## WHAT YOU NEED TO DO
**a)** In the Bob Layton interview write-up, what was the first comic book Layton bought at age four?
**b)** Please extend the Bob Layton interview write-up, picking up right after its final line.

DC in the 80s was fortunate enough to attend this event in-person. It was a fantastic interview and Layton did most of the talking (providing insights into his career which I would've never thought to ask him about) and it felt like one hour was just not enough time. In the interest of the Bob Layton autobiography that will inevitably NEED to be published someday, we will NOT be recounting the entire presentation, but instead just focusing on the highlights relevant to DC in the 80s.
Bob Layton (left) being interviewed by Ty Templeton (right) |
How Layton was introduced to comics
"At the age of four years old I bought my first comic book, and it was a Showcase issue of Challengers of the Unknown by Jack Kirby. The story-telling was so clear that I could tell what was happening -- here I am in Preschool and I knew the story. I made my sister sit down and teach me how to read so I knew what was in the balloons and what they were saying. So I actually skipped a grade of school -- I graduated high school when I was seventeen because I was reading proficiently by the time I even got to Kindergarten."
Later on in the interview, he mentioned Wally Wood as the artist on the first comic he ever read. Based on those clues, I'm going to guess that his first comic book was 1957's Showcase v1 #12.
The comic book that started it all? |
His first fanzine -- Contemporary Pictorial Literature (CPL)

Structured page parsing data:
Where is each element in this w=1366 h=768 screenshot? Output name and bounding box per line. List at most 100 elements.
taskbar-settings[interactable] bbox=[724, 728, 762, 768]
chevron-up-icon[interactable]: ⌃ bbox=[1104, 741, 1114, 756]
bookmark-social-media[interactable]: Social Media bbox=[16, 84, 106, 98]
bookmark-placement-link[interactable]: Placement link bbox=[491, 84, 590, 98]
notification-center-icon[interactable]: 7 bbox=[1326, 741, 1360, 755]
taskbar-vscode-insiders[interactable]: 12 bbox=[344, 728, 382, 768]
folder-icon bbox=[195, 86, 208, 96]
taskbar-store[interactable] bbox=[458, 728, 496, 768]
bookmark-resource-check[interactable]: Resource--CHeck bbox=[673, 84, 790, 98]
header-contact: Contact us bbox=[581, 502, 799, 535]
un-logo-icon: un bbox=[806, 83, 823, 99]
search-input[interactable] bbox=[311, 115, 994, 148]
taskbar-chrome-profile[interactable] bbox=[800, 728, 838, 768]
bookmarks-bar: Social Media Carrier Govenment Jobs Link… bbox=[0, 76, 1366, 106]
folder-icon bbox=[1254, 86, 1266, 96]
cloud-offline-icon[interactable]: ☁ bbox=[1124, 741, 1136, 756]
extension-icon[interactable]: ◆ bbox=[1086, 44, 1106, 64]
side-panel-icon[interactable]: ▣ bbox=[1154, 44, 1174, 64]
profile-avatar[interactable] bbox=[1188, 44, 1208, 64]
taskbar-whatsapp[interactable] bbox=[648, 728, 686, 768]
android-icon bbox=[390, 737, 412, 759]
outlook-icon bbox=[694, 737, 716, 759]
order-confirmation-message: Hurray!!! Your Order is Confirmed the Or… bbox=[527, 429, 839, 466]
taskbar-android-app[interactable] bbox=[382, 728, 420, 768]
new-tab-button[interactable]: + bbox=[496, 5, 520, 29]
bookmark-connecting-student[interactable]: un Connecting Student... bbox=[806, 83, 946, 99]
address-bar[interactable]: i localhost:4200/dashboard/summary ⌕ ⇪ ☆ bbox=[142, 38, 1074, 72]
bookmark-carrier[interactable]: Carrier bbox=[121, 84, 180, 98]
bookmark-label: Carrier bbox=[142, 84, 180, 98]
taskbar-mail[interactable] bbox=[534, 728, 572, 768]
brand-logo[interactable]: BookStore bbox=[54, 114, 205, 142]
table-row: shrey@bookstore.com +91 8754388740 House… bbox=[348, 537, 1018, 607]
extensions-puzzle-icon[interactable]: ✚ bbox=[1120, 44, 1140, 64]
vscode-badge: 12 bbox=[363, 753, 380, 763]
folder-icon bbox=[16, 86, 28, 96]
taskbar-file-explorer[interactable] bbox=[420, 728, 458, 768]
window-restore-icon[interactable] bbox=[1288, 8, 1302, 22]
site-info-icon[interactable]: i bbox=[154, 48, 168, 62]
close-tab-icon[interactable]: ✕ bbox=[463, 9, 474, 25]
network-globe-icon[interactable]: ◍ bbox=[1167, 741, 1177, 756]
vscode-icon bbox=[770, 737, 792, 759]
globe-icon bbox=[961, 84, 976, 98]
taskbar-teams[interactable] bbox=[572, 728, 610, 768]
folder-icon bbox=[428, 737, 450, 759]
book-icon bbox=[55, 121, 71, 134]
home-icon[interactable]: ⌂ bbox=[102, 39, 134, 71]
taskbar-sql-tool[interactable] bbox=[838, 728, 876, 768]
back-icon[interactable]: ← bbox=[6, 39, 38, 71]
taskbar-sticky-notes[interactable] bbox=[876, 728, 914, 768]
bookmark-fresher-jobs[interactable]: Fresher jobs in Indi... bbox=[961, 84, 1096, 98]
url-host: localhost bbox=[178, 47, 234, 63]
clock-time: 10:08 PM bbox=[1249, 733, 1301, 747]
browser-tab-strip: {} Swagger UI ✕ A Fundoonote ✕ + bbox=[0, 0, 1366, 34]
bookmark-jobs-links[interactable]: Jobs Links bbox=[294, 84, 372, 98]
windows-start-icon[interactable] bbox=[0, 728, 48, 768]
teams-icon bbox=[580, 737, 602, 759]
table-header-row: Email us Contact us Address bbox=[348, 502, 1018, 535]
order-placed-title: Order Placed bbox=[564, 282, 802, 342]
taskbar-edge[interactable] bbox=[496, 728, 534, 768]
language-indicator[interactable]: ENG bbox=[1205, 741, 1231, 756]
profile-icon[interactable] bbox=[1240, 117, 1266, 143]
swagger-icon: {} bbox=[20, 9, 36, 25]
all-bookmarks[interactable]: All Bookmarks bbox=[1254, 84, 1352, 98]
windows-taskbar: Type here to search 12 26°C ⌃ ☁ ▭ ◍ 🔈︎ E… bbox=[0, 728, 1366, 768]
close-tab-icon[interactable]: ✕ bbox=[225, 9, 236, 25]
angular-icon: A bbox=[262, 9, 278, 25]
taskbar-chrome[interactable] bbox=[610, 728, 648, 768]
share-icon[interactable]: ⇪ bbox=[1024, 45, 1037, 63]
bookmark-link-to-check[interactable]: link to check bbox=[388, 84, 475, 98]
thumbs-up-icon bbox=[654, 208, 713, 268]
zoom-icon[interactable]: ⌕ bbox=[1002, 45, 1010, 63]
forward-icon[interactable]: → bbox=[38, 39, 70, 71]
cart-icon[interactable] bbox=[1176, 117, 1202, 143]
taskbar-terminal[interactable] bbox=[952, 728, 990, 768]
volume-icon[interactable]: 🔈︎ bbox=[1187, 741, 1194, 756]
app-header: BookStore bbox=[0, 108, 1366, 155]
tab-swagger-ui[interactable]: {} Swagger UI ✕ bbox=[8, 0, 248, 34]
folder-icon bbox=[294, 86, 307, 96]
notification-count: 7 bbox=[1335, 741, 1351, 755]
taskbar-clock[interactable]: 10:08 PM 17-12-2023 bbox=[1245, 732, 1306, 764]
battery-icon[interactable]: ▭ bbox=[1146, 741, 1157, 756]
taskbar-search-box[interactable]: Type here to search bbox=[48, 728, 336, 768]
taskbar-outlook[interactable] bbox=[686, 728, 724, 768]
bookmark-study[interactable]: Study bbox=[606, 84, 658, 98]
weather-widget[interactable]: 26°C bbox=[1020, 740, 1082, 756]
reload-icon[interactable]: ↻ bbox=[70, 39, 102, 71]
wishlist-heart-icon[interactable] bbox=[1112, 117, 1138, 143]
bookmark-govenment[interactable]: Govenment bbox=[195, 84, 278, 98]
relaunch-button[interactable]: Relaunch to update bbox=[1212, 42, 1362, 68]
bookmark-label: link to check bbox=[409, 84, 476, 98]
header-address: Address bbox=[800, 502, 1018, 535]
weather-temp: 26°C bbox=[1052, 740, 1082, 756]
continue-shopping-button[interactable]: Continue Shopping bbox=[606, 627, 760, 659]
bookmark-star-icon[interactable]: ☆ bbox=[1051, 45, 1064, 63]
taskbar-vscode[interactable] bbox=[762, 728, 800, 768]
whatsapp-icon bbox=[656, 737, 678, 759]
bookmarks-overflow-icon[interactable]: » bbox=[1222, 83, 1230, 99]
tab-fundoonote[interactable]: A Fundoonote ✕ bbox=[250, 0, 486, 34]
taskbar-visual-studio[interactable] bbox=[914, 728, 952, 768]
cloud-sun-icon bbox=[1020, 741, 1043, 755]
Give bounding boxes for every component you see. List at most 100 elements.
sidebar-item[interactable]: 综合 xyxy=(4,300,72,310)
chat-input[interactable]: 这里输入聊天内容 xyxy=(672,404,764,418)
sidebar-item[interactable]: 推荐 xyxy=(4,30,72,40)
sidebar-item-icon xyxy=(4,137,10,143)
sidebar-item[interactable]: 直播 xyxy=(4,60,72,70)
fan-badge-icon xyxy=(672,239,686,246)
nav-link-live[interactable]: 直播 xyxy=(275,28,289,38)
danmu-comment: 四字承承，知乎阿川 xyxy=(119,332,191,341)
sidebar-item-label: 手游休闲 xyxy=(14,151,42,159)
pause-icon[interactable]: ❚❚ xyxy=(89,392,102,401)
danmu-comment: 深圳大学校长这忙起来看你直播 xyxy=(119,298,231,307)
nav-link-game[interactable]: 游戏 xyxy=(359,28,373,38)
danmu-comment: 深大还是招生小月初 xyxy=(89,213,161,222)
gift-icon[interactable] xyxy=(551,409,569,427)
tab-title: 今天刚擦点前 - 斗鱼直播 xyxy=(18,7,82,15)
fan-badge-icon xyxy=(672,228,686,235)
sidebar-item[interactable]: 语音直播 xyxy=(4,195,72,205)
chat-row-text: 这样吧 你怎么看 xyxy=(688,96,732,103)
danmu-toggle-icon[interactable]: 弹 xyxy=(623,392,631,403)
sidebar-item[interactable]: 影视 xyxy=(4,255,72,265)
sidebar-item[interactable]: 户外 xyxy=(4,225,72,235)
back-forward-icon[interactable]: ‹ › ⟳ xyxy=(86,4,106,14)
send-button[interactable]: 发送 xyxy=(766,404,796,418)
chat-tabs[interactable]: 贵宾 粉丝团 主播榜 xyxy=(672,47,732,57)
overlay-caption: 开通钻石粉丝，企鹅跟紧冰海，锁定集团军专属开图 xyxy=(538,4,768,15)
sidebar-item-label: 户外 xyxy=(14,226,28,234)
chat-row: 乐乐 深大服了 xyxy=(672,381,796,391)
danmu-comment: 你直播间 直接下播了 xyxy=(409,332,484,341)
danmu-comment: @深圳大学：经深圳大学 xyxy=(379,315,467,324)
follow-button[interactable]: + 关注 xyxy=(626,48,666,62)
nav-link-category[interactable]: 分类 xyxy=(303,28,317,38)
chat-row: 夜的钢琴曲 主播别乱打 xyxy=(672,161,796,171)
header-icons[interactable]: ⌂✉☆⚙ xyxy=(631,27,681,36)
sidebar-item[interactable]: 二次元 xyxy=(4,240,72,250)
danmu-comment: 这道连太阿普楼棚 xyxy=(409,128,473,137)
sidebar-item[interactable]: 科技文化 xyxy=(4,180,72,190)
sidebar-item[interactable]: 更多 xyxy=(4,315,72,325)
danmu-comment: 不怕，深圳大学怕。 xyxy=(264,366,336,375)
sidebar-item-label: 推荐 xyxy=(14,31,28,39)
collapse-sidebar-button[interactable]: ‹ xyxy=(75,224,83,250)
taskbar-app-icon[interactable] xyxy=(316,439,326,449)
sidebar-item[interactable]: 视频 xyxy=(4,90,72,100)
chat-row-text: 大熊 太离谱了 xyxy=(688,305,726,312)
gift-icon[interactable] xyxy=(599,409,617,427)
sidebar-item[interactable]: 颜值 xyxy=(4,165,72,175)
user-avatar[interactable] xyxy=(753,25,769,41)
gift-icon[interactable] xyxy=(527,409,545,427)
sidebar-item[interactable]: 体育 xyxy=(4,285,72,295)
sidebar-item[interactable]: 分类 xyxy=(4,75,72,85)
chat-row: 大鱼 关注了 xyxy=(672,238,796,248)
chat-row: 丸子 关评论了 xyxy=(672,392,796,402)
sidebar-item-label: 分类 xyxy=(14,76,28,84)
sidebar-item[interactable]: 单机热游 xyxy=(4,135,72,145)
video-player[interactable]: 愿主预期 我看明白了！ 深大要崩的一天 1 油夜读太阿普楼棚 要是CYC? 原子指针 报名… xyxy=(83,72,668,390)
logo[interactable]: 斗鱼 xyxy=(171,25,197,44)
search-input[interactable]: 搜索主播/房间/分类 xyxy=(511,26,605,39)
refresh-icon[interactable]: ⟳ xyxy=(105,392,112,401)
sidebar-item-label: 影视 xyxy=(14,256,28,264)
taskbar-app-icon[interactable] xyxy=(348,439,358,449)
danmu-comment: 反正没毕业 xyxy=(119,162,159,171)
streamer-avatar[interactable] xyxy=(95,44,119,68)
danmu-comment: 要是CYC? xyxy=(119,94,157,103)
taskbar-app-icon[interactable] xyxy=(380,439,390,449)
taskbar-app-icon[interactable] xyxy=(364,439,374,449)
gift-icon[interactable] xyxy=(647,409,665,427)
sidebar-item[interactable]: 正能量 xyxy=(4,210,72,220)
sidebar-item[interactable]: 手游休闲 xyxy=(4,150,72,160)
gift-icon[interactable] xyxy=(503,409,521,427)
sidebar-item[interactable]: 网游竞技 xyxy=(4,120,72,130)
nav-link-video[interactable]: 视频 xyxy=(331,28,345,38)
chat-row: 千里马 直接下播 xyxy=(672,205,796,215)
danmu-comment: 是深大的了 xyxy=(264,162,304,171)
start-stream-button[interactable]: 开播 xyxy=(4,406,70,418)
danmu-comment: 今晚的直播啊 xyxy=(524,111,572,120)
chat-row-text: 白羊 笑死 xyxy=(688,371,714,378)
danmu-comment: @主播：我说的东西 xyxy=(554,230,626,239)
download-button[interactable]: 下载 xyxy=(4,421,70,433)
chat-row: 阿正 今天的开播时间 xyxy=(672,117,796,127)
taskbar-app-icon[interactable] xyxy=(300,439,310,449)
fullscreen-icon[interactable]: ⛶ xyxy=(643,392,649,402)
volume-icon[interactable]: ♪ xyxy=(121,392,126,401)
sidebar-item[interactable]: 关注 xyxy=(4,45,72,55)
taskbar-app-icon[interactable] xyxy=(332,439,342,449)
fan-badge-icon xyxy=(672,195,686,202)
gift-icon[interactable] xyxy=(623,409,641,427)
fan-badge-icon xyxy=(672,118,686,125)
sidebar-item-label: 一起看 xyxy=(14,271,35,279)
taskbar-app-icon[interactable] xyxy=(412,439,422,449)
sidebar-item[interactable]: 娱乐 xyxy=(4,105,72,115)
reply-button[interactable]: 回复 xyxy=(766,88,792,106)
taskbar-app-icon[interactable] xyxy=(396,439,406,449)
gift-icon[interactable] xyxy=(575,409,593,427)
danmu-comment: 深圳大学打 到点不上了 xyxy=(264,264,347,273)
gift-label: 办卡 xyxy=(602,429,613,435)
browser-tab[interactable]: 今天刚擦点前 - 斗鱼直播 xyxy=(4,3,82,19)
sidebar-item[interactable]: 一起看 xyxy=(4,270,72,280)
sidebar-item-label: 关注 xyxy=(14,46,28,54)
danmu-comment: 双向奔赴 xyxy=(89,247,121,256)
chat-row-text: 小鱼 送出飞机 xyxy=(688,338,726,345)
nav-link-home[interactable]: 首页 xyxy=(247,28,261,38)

## TASK-BY-TASK OUTPUTS
**a)** A Showcase issue of Challengers of the Unknown by Jack Kirby.

**b)**
"The fanzines that we produced at the time were very very popular -- there was a lot of stuff out there. I got the idea that if I send those fanzines up to the comic companies, those guys will read them. So I used to send twenty-five copies to Marvel, DC, Charlton [Comics] and anybody else that was publishing. Sure enough, they were passing 'em out. [Roger] Stern wrote really funny articles -- I mean, they were hilarious. I had my little art in there -- that's how Wally [Wood] first saw me. He saw my art in one of the fanzines and told a mutual friend that if I was ever on the East Coast that he'd take me on as his apprentice."
"At the time we were doing our little digest fanzine, CPL, with Roger Stern, and we had our house staff fan artist -- an unknown guy named John Byrne. John started with us. So did Bob Hall, Michael Uslan was an article writer for us, Steven Grant was a regular contributor to it. I mean I could go down the list of people -- it was like a Who's Who of people who wound up in the business now. In the case with all of us, we were publishing our fanzines and then Charlton got a hold of us -- because we did a special Charlton issue of CPL."
Bob Layton co-founded the Contemporary Pictorial Literature (CPL) fanzine with Roger Stern. Other comic pros involved in the CPL fanzine: Alex Toth, Tony Isabella and Roger Slifer (to name a few). CPL ran from 1973 to 1975.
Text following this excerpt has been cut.